▸ **Exercise objective**: Return every one of the following items verbatim, line for line, without changing anything.

▸ **Given records**:
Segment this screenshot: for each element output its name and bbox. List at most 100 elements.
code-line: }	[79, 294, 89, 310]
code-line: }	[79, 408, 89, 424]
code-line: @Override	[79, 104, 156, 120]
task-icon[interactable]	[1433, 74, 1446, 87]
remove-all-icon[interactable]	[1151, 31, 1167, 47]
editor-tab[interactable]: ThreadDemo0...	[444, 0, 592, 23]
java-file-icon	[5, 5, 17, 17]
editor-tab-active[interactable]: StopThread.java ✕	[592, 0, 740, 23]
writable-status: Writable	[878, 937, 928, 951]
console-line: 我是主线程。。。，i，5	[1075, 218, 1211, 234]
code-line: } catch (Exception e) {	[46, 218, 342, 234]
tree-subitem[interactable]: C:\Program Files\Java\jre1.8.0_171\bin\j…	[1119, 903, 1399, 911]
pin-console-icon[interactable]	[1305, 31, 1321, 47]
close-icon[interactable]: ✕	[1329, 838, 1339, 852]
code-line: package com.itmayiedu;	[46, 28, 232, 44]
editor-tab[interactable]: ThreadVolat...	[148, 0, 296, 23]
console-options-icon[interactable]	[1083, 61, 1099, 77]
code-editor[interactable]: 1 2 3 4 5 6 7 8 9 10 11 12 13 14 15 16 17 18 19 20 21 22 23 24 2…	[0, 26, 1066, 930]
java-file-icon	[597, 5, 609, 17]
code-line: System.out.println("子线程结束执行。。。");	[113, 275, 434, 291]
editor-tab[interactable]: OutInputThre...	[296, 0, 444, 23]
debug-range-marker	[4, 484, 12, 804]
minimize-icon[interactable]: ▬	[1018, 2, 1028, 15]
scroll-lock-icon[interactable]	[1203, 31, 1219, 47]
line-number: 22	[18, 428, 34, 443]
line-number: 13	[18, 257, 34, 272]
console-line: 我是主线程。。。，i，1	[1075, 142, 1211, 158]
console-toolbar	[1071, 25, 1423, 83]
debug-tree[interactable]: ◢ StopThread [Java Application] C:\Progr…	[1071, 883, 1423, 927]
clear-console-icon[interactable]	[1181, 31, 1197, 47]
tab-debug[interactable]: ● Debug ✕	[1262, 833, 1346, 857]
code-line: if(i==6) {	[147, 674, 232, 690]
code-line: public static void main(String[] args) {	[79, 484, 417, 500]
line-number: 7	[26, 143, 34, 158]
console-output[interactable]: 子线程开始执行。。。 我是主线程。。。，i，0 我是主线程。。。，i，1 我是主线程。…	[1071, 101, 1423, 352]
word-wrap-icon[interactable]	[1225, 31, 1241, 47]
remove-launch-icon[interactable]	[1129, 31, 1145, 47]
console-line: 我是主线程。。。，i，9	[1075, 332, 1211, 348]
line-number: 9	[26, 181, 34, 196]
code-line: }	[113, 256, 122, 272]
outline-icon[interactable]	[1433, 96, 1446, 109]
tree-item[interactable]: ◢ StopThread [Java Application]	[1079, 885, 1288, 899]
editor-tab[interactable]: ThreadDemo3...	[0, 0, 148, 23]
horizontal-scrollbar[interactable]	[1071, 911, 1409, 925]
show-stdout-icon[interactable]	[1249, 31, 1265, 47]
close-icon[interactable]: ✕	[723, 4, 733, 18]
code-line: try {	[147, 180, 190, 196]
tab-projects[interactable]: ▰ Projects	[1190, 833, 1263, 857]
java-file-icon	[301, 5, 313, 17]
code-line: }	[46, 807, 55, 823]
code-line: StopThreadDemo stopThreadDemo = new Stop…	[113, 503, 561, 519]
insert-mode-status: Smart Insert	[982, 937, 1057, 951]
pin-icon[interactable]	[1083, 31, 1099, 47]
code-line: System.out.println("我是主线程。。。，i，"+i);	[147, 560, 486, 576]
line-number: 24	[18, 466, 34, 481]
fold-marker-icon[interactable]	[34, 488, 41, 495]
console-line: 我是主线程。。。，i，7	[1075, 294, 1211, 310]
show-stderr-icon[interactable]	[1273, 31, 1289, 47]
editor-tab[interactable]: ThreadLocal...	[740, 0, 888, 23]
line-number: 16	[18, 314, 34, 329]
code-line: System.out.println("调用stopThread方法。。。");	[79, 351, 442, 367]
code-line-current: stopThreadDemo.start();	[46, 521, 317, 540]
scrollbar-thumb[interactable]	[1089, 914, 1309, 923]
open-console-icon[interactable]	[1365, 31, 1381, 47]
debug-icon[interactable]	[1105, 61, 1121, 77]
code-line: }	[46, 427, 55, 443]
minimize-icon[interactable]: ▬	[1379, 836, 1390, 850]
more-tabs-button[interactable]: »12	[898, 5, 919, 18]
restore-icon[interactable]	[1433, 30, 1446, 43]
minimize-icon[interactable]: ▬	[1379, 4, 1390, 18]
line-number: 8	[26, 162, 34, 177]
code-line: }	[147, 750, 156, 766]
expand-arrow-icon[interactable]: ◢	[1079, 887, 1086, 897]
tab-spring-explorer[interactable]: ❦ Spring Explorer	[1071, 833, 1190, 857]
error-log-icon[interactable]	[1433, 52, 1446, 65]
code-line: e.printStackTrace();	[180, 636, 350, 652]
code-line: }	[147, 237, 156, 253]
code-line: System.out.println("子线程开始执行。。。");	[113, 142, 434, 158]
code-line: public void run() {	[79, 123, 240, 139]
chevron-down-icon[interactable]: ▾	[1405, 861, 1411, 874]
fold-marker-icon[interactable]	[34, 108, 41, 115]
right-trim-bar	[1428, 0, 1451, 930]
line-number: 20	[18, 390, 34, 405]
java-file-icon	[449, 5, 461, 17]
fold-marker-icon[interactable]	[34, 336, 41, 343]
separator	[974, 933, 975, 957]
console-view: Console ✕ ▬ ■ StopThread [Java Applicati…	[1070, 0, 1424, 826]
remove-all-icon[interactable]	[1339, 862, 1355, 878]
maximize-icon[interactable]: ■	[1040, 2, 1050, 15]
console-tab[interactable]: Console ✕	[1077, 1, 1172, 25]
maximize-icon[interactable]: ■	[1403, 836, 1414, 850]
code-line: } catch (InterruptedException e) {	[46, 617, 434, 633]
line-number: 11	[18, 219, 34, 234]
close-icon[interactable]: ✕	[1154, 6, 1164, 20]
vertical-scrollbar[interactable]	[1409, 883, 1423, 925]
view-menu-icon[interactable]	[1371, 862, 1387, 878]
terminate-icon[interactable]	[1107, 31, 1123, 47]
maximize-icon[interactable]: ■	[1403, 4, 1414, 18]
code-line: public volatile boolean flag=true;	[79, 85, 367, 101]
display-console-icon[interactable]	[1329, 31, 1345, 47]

▸ **Right answer**:
Segment this screenshot: for each element output its name and bbox. List at most 100 elements.
code-line: }	[79, 294, 89, 310]
code-line: }	[79, 408, 89, 424]
code-line: @Override	[79, 104, 156, 120]
task-icon[interactable]	[1433, 74, 1446, 87]
remove-all-icon[interactable]	[1151, 31, 1167, 47]
editor-tab[interactable]: ThreadDemo0...	[444, 0, 592, 23]
java-file-icon	[5, 5, 17, 17]
editor-tab-active[interactable]: StopThread.java ✕	[592, 0, 740, 23]
writable-status: Writable	[878, 937, 928, 951]
console-line: 我是主线程。。。，i，5	[1075, 218, 1211, 234]
code-line: } catch (Exception e) {	[46, 218, 342, 234]
tree-subitem[interactable]: C:\Program Files\Java\jre1.8.0_171\bin\j…	[1119, 903, 1399, 911]
pin-console-icon[interactable]	[1305, 31, 1321, 47]
close-icon[interactable]: ✕	[1329, 838, 1339, 852]
code-line: package com.itmayiedu;	[46, 28, 232, 44]
editor-tab[interactable]: ThreadVolat...	[148, 0, 296, 23]
console-options-icon[interactable]	[1083, 61, 1099, 77]
code-editor[interactable]: 1 2 3 4 5 6 7 8 9 10 11 12 13 14 15 16 17 18 19 20 21 22 23 24 2…	[0, 26, 1066, 930]
java-file-icon	[597, 5, 609, 17]
code-line: System.out.println("子线程结束执行。。。");	[113, 275, 434, 291]
editor-tab[interactable]: OutInputThre...	[296, 0, 444, 23]
debug-range-marker	[4, 484, 12, 804]
minimize-icon[interactable]: ▬	[1018, 2, 1028, 15]
scroll-lock-icon[interactable]	[1203, 31, 1219, 47]
line-number: 22	[18, 428, 34, 443]
line-number: 13	[18, 257, 34, 272]
console-line: 我是主线程。。。，i，1	[1075, 142, 1211, 158]
console-toolbar	[1071, 25, 1423, 83]
debug-tree[interactable]: ◢ StopThread [Java Application] C:\Progr…	[1071, 883, 1423, 927]
clear-console-icon[interactable]	[1181, 31, 1197, 47]
tab-debug[interactable]: ● Debug ✕	[1262, 833, 1346, 857]
code-line: if(i==6) {	[147, 674, 232, 690]
code-line: public static void main(String[] args) {	[79, 484, 417, 500]
line-number: 7	[26, 143, 34, 158]
console-output[interactable]: 子线程开始执行。。。 我是主线程。。。，i，0 我是主线程。。。，i，1 我是主线程。…	[1071, 101, 1423, 352]
word-wrap-icon[interactable]	[1225, 31, 1241, 47]
remove-launch-icon[interactable]	[1129, 31, 1145, 47]
console-line: 我是主线程。。。，i，9	[1075, 332, 1211, 348]
line-number: 9	[26, 181, 34, 196]
code-line: }	[113, 256, 122, 272]
outline-icon[interactable]	[1433, 96, 1446, 109]
tree-item[interactable]: ◢ StopThread [Java Application]	[1079, 885, 1288, 899]
editor-tab[interactable]: ThreadDemo3...	[0, 0, 148, 23]
horizontal-scrollbar[interactable]	[1071, 911, 1409, 925]
show-stdout-icon[interactable]	[1249, 31, 1265, 47]
close-icon[interactable]: ✕	[723, 4, 733, 18]
code-line: try {	[147, 180, 190, 196]
tab-projects[interactable]: ▰ Projects	[1190, 833, 1263, 857]
java-file-icon	[301, 5, 313, 17]
code-line: }	[46, 807, 55, 823]
code-line: StopThreadDemo stopThreadDemo = new Stop…	[113, 503, 561, 519]
insert-mode-status: Smart Insert	[982, 937, 1057, 951]
pin-icon[interactable]	[1083, 31, 1099, 47]
code-line: System.out.println("我是主线程。。。，i，"+i);	[147, 560, 486, 576]
line-number: 24	[18, 466, 34, 481]
fold-marker-icon[interactable]	[34, 488, 41, 495]
console-line: 我是主线程。。。，i，7	[1075, 294, 1211, 310]
show-stderr-icon[interactable]	[1273, 31, 1289, 47]
editor-tab[interactable]: ThreadLocal...	[740, 0, 888, 23]
line-number: 16	[18, 314, 34, 329]
code-line: System.out.println("调用stopThread方法。。。");	[79, 351, 442, 367]
code-line-current: stopThreadDemo.start();	[46, 521, 317, 540]
scrollbar-thumb[interactable]	[1089, 914, 1309, 923]
open-console-icon[interactable]	[1365, 31, 1381, 47]
debug-icon[interactable]	[1105, 61, 1121, 77]
code-line: }	[46, 427, 55, 443]
minimize-icon[interactable]: ▬	[1379, 836, 1390, 850]
more-tabs-button[interactable]: »12	[898, 5, 919, 18]
restore-icon[interactable]	[1433, 30, 1446, 43]
minimize-icon[interactable]: ▬	[1379, 4, 1390, 18]
line-number: 8	[26, 162, 34, 177]
code-line: }	[147, 750, 156, 766]
expand-arrow-icon[interactable]: ◢	[1079, 887, 1086, 897]
tab-spring-explorer[interactable]: ❦ Spring Explorer	[1071, 833, 1190, 857]
error-log-icon[interactable]	[1433, 52, 1446, 65]
code-line: e.printStackTrace();	[180, 636, 350, 652]
code-line: }	[147, 237, 156, 253]
code-line: System.out.println("子线程开始执行。。。");	[113, 142, 434, 158]
code-line: public void run() {	[79, 123, 240, 139]
chevron-down-icon[interactable]: ▾	[1405, 861, 1411, 874]
fold-marker-icon[interactable]	[34, 108, 41, 115]
right-trim-bar	[1428, 0, 1451, 930]
line-number: 20	[18, 390, 34, 405]
java-file-icon	[449, 5, 461, 17]
fold-marker-icon[interactable]	[34, 336, 41, 343]
separator	[974, 933, 975, 957]
console-view: Console ✕ ▬ ■ StopThread [Java Applicati…	[1070, 0, 1424, 826]
remove-all-icon[interactable]	[1339, 862, 1355, 878]
maximize-icon[interactable]: ■	[1040, 2, 1050, 15]
console-tab[interactable]: Console ✕	[1077, 1, 1172, 25]
maximize-icon[interactable]: ■	[1403, 836, 1414, 850]
code-line: } catch (InterruptedException e) {	[46, 617, 434, 633]
line-number: 11	[18, 219, 34, 234]
close-icon[interactable]: ✕	[1154, 6, 1164, 20]
vertical-scrollbar[interactable]	[1409, 883, 1423, 925]
view-menu-icon[interactable]	[1371, 862, 1387, 878]
terminate-icon[interactable]	[1107, 31, 1123, 47]
maximize-icon[interactable]: ■	[1403, 4, 1414, 18]
code-line: public volatile boolean flag=true;	[79, 85, 367, 101]
display-console-icon[interactable]	[1329, 31, 1345, 47]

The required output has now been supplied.